== Records for this exercise ==
....

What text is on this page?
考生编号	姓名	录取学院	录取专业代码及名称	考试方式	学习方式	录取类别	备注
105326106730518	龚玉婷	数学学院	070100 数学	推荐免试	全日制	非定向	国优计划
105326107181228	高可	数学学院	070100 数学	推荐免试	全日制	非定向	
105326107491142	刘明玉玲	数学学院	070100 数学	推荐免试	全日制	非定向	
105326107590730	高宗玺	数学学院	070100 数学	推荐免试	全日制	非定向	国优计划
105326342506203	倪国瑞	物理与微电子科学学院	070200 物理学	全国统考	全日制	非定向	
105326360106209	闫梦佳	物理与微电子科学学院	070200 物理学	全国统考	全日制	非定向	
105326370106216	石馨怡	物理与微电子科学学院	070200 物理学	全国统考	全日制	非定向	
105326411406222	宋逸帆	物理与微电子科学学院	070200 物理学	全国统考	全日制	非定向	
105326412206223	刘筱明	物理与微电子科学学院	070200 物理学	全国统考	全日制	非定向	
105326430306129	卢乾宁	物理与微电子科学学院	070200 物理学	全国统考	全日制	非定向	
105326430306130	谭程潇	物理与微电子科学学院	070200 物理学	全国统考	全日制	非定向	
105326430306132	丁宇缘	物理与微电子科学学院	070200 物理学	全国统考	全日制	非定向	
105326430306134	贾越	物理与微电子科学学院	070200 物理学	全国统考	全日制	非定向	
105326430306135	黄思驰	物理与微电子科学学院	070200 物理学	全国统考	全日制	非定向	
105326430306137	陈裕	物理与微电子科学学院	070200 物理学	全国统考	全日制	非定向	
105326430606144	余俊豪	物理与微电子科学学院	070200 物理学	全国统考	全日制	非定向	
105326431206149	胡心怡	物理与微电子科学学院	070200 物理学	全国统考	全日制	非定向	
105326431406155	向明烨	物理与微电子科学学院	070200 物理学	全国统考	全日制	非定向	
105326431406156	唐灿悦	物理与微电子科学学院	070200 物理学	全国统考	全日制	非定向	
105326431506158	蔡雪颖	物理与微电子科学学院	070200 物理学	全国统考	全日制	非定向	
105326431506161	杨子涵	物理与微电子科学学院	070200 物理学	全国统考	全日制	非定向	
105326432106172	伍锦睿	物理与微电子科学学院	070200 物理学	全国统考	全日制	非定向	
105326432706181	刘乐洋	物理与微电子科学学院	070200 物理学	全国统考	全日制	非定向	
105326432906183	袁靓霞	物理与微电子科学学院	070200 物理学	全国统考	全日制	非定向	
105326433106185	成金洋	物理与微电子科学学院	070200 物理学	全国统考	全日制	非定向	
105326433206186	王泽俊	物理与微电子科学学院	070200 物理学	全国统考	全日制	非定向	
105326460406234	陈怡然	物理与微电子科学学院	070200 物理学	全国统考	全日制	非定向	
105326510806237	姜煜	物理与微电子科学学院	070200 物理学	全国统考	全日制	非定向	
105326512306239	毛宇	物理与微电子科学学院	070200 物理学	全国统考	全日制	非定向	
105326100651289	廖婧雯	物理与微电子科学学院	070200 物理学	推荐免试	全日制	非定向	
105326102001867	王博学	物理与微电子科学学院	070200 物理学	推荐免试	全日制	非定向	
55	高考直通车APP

....

Go through the records. Copy each line where "推荐免试" appears.

== Answer to this problem ==
105326106730518	龚玉婷	数学学院	070100 数学	推荐免试	全日制	非定向	国优计划
105326107181228	高可	数学学院	070100 数学	推荐免试	全日制	非定向	
105326107491142	刘明玉玲	数学学院	070100 数学	推荐免试	全日制	非定向	
105326107590730	高宗玺	数学学院	070100 数学	推荐免试	全日制	非定向	国优计划
105326100651289	廖婧雯	物理与微电子科学学院	070200 物理学	推荐免试	全日制	非定向	
105326102001867	王博学	物理与微电子科学学院	070200 物理学	推荐免试	全日制	非定向	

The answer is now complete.